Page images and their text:
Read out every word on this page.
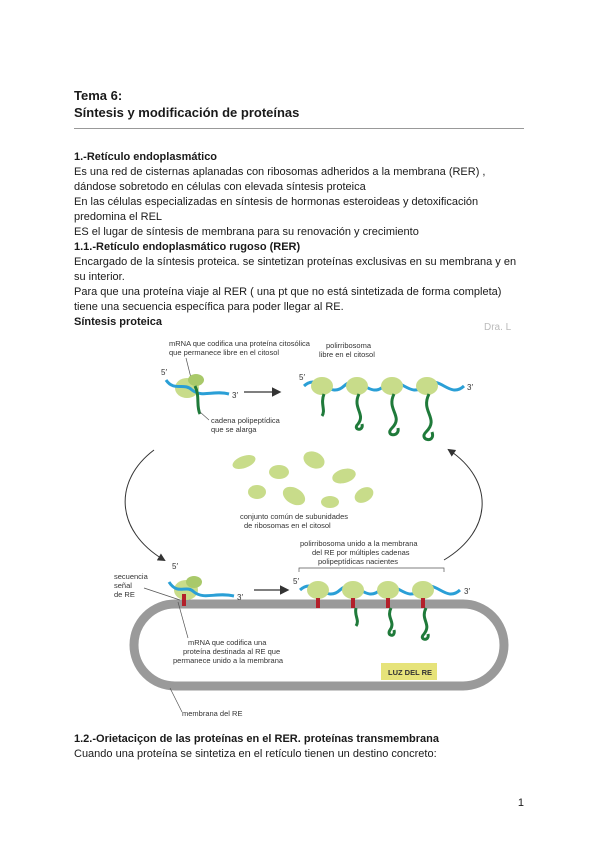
Tema 6:
Síntesis y modificación de proteínas

1.-Retículo endoplasmático

Es una red de cisternas aplanadas con ribosomas adheridos a la membrana (RER) ,

dándose sobretodo en células con elevada síntesis proteica

En las células especializadas en síntesis de hormonas esteroideas y detoxificación

predomina el REL

ES el lugar de síntesis de membrana para su renovación y crecimiento

1.1.-Retículo endoplasmático rugoso (RER)

Encargado de la síntesis proteica. se sintetizan proteínas exclusivas en su membrana y en

su interior.

Para que una proteína viaje al RER ( una pt que no está sintetizada de forma completa)

tiene una secuencia específica para poder llegar al RE.

Síntesis proteica	Dra. L
mRNA que codifica una proteína citosólica
que permanece libre en el citosol
polirribosoma
libre en el citosol
5′
3′
cadena polipeptídica
que se alarga
5′
3′
conjunto común de subunidades
de ribosomas en el citosol
polirribosoma unido a la membrana
del RE por múltiples cadenas
polipeptídicas nacientes
LUZ DEL RE
secuencia
señal
de RE
5′
3′
5′
3′
mRNA que codifica una
proteína destinada al RE que
permanece unido a la membrana
membrana del RE

1.2.-Orietaciçon de las proteínas en el RER. proteínas transmembrana

Cuando una proteína se sintetiza en el retículo tienen un destino concreto:

1
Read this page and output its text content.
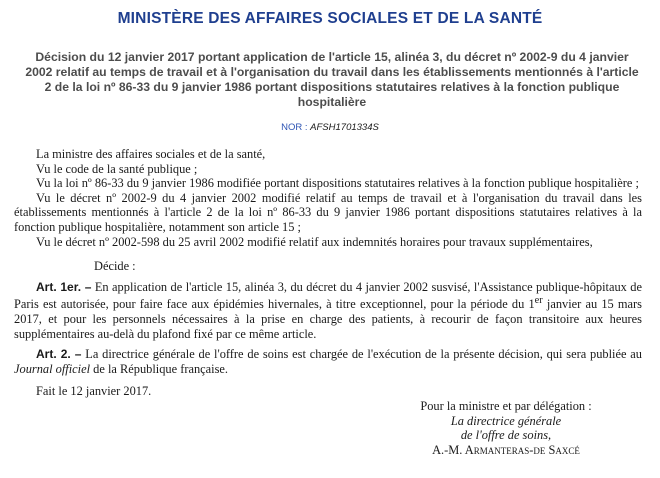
MINISTÈRE DES AFFAIRES SOCIALES ET DE LA SANTÉ
Décision du 12 janvier 2017 portant application de l'article 15, alinéa 3, du décret nº 2002-9 du 4 janvier 2002 relatif au temps de travail et à l'organisation du travail dans les établissements mentionnés à l'article 2 de la loi nº 86-33 du 9 janvier 1986 portant dispositions statutaires relatives à la fonction publique hospitalière
NOR : AFSH1701334S

La ministre des affaires sociales et de la santé,

Vu le code de la santé publique ;

Vu la loi nº 86-33 du 9 janvier 1986 modifiée portant dispositions statutaires relatives à la fonction publique hospitalière ;

Vu le décret nº 2002-9 du 4 janvier 2002 modifié relatif au temps de travail et à l'organisation du travail dans les établissements mentionnés à l'article 2 de la loi nº 86-33 du 9 janvier 1986 portant dispositions statutaires relatives à la fonction publique hospitalière, notamment son article 15 ;

Vu le décret nº 2002-598 du 25 avril 2002 modifié relatif aux indemnités horaires pour travaux supplémentaires,

Décide :

Art. 1er. – En application de l'article 15, alinéa 3, du décret du 4 janvier 2002 susvisé, l'Assistance publique-hôpitaux de Paris est autorisée, pour faire face aux épidémies hivernales, à titre exceptionnel, pour la période du 1er janvier au 15 mars 2017, et pour les personnels nécessaires à la prise en charge des patients, à recourir de façon transitoire aux heures supplémentaires au-delà du plafond fixé par ce même article.

Art. 2. – La directrice générale de l'offre de soins est chargée de l'exécution de la présente décision, qui sera publiée au Journal officiel de la République française.

Fait le 12 janvier 2017.

Pour la ministre et par délégation :
La directrice générale
de l'offre de soins,
A.-M. Armanteras-de Saxcé
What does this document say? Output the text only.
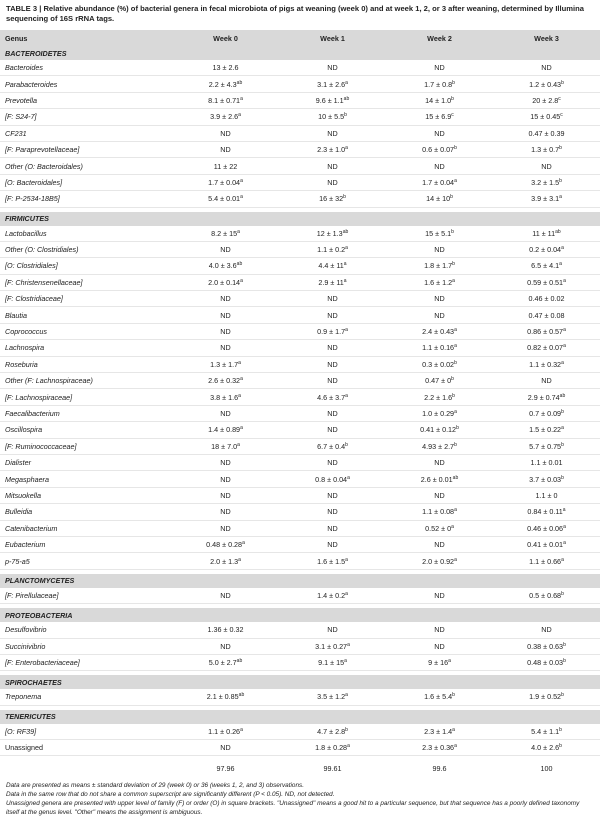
TABLE 3 | Relative abundance (%) of bacterial genera in fecal microbiota of pigs at weaning (week 0) and at week 1, 2, or 3 after weaning, determined by Illumina sequencing of 16S rRNA tags.
Genus	Week 0	Week 1	Week 2	Week 3
BACTEROIDETES				
Bacteroides	13 ± 2.6	ND	ND	ND
Parabacteroides	2.2 ± 4.3$^{ab}$	3.1 ± 2.6$^a$	1.7 ± 0.8$^b$	1.2 ± 0.43$^b$
Prevotella	8.1 ± 0.71$^a$	9.6 ± 1.1$^{ab}$	14 ± 1.0$^b$	20 ± 2.8$^c$
[F: S24-7]	3.9 ± 2.6$^a$	10 ± 5.5$^b$	15 ± 6.9$^c$	15 ± 0.45$^c$
CF231	ND	ND	ND	0.47 ± 0.39
[F: Paraprevotellaceae]	ND	2.3 ± 1.0$^a$	0.6 ± 0.07$^b$	1.3 ± 0.7$^b$
Other (O: Bacteroidales)	11 ± 22	ND	ND	ND
[O: Bacteroidales]	1.7 ± 0.04$^a$	ND	1.7 ± 0.04$^a$	3.2 ± 1.5$^b$
[F: P-2534-18B5]	5.4 ± 0.01$^a$	$16 \pm 32^b$	$14 \pm 10^b$	3.9 ± 3.1$^a$

FIRMICUTES				
Lactobacillus	$8.2 \pm 15^a$	12 ± 1.3$^{ab}$	15 ± 5.1$^b$	$11 \pm 11^{ab}$
Other (O: Clostridiales)	ND	1.1 ± 0.2$^a$	ND	0.2 ± 0.04$^a$
[O: Clostridiales]	4.0 ± 3.6$^{ab}$	$4.4 \pm 11^a$	1.8 ± 1.7$^b$	6.5 ± 4.1$^a$
[F: Christensenellaceae]	2.0 ± 0.14$^a$	$2.9 \pm 11^a$	1.6 ± 1.2$^a$	0.59 ± 0.51$^a$
[F: Clostridiaceae]	ND	ND	ND	0.46 ± 0.02
Blautia	ND	ND	ND	0.47 ± 0.08
Coprococcus	ND	0.9 ± 1.7$^a$	2.4 ± 0.43$^a$	0.86 ± 0.57$^a$
Lachnospira	ND	ND	1.1 ± 0.16$^a$	0.82 ± 0.07$^a$
Roseburia	1.3 ± 1.7$^a$	ND	0.3 ± 0.02$^b$	1.1 ± 0.32$^a$
Other (F: Lachnospiraceae)	2.6 ± 0.32$^a$	ND	$0.47 \pm 0^b$	ND
[F: Lachnospiraceae]	3.8 ± 1.6$^a$	4.6 ± 3.7$^a$	2.2 ± 1.6$^b$	2.9 ± 0.74$^{ab}$
Faecalibacterium	ND	ND	1.0 ± 0.29$^a$	0.7 ± 0.09$^b$
Oscillospira	1.4 ± 0.89$^a$	ND	0.41 ± 0.12$^b$	1.5 ± 0.22$^a$
[F: Ruminococcaceae]	18 ± 7.0$^a$	6.7 ± 0.4$^b$	4.93 ± 2.7$^b$	5.7 ± 0.75$^b$
Dialister	ND	ND	ND	1.1 ± 0.01
Megasphaera	ND	0.8 ± 0.04$^a$	2.6 ± 0.01$^{ab}$	3.7 ± 0.03$^b$
Mitsuokella	ND	ND	ND	1.1 ± 0
Bulleidia	ND	ND	1.1 ± 0.08$^a$	0.84 ± 0.11$^a$
Catenibacterium	ND	ND	$0.52 \pm 0^a$	0.46 ± 0.06$^a$
Eubacterium	0.48 ± 0.28$^a$	ND	ND	0.41 ± 0.01$^a$
p-75-a5	2.0 ± 1.3$^a$	1.6 ± 1.5$^a$	2.0 ± 0.92$^a$	1.1 ± 0.66$^a$

PLANCTOMYCETES				
[F: Pirellulaceae]	ND	1.4 ± 0.2$^a$	ND	0.5 ± 0.68$^b$

PROTEOBACTERIA				
Desulfovibrio	1.36 ± 0.32	ND	ND	ND
Succinivibrio	ND	3.1 ± 0.27$^a$	ND	0.38 ± 0.63$^b$
[F: Enterobacteriaceae]	5.0 ± 2.7$^{ab}$	$9.1 \pm 15^a$	$9 \pm 16^a$	0.48 ± 0.03$^b$

SPIROCHAETES				
Treponema	2.1 ± 0.85$^{ab}$	3.5 ± 1.2$^a$	1.6 ± 5.4$^b$	1.9 ± 0.52$^b$

TENERICUTES				
[O: RF39]	1.1 ± 0.26$^a$	4.7 ± 2.8$^b$	2.3 ± 1.4$^a$	5.4 ± 1.1$^b$
Unassigned	ND	1.8 ± 0.28$^a$	2.3 ± 0.36$^a$	4.0 ± 2.6$^b$

	97.96	99.61	99.6	100

Data are presented as means ± standard deviation of 29 (week 0) or 36 (weeks 1, 2, and 3) observations.

Data in the same row that do not share a common superscript are significantly different (P < 0.05). ND, not detected.

Unassigned genera are presented with upper level of family (F) or order (O) in square brackets. "Unassigned" means a good hit to a particular sequence, but that sequence has a poorly defined taxonomy itself at the genus level. "Other" means the assignment is ambiguous.
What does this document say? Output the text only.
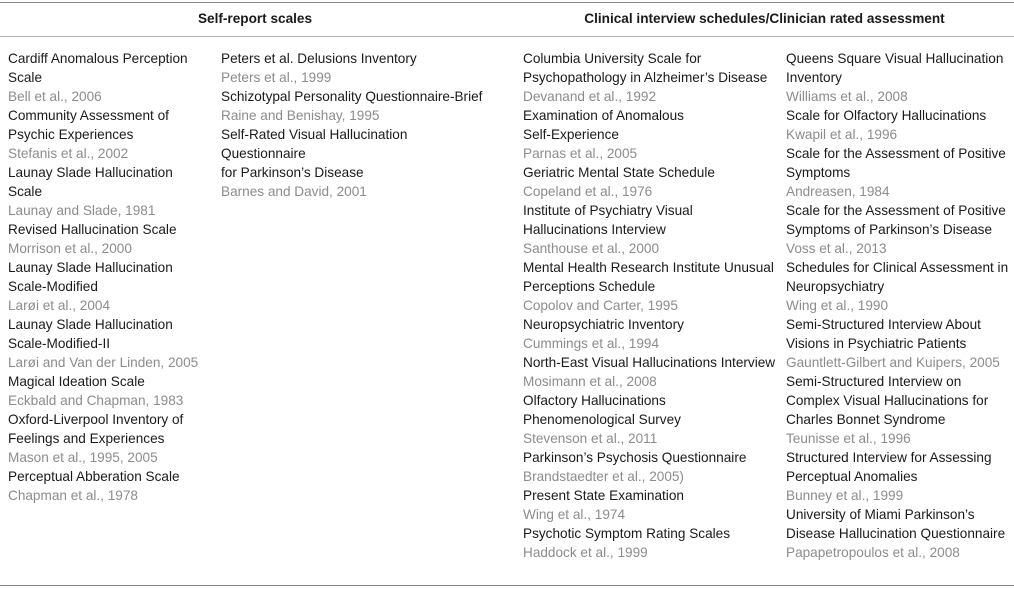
Self-report scales	Clinical interview schedules/Clinician rated assessment
Cardiff Anomalous Perception
Scale
Bell et al., 2006
Community Assessment of
Psychic Experiences
Stefanis et al., 2002
Launay Slade Hallucination
Scale
Launay and Slade, 1981
Revised Hallucination Scale
Morrison et al., 2000
Launay Slade Hallucination
Scale-Modified
Larøi et al., 2004
Launay Slade Hallucination
Scale-Modified-II
Larøi and Van der Linden, 2005
Magical Ideation Scale
Eckbald and Chapman, 1983
Oxford-Liverpool Inventory of
Feelings and Experiences
Mason et al., 1995, 2005
Perceptual Abberation Scale
Chapman et al., 1978
Peters et al. Delusions Inventory
Peters et al., 1999
Schizotypal Personality Questionnaire-Brief
Raine and Benishay, 1995
Self-Rated Visual Hallucination Questionnaire
for Parkinson’s Disease
Barnes and David, 2001
Columbia University Scale for
Psychopathology in Alzheimer’s Disease
Devanand et al., 1992
Examination of Anomalous
Self-Experience
Parnas et al., 2005
Geriatric Mental State Schedule
Copeland et al., 1976
Institute of Psychiatry Visual
Hallucinations Interview
Santhouse et al., 2000
Mental Health Research Institute Unusual
Perceptions Schedule
Copolov and Carter, 1995
Neuropsychiatric Inventory
Cummings et al., 1994
North-East Visual Hallucinations Interview
Mosimann et al., 2008
Olfactory Hallucinations
Phenomenological Survey
Stevenson et al., 2011
Parkinson’s Psychosis Questionnaire
Brandstaedter et al., 2005)
Present State Examination
Wing et al., 1974
Psychotic Symptom Rating Scales
Haddock et al., 1999
Queens Square Visual Hallucination
Inventory
Williams et al., 2008
Scale for Olfactory Hallucinations
Kwapil et al., 1996
Scale for the Assessment of Positive
Symptoms
Andreasen, 1984
Scale for the Assessment of Positive
Symptoms of Parkinson’s Disease
Voss et al., 2013
Schedules for Clinical Assessment in
Neuropsychiatry
Wing et al., 1990
Semi-Structured Interview About
Visions in Psychiatric Patients
Gauntlett-Gilbert and Kuipers, 2005
Semi-Structured Interview on
Complex Visual Hallucinations for
Charles Bonnet Syndrome
Teunisse et al., 1996
Structured Interview for Assessing
Perceptual Anomalies
Bunney et al., 1999
University of Miami Parkinson’s
Disease Hallucination Questionnaire
Papapetropoulos et al., 2008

**Work order**
Every line in the data above that contains the word "proteínas" should be copied.

**Result below**
Síntesis y modificación de proteínas
Encargado de la síntesis proteica. se sintetizan proteínas exclusivas en su membrana y en
1.2.-Orietaciçon de las proteínas en el RER. proteínas transmembrana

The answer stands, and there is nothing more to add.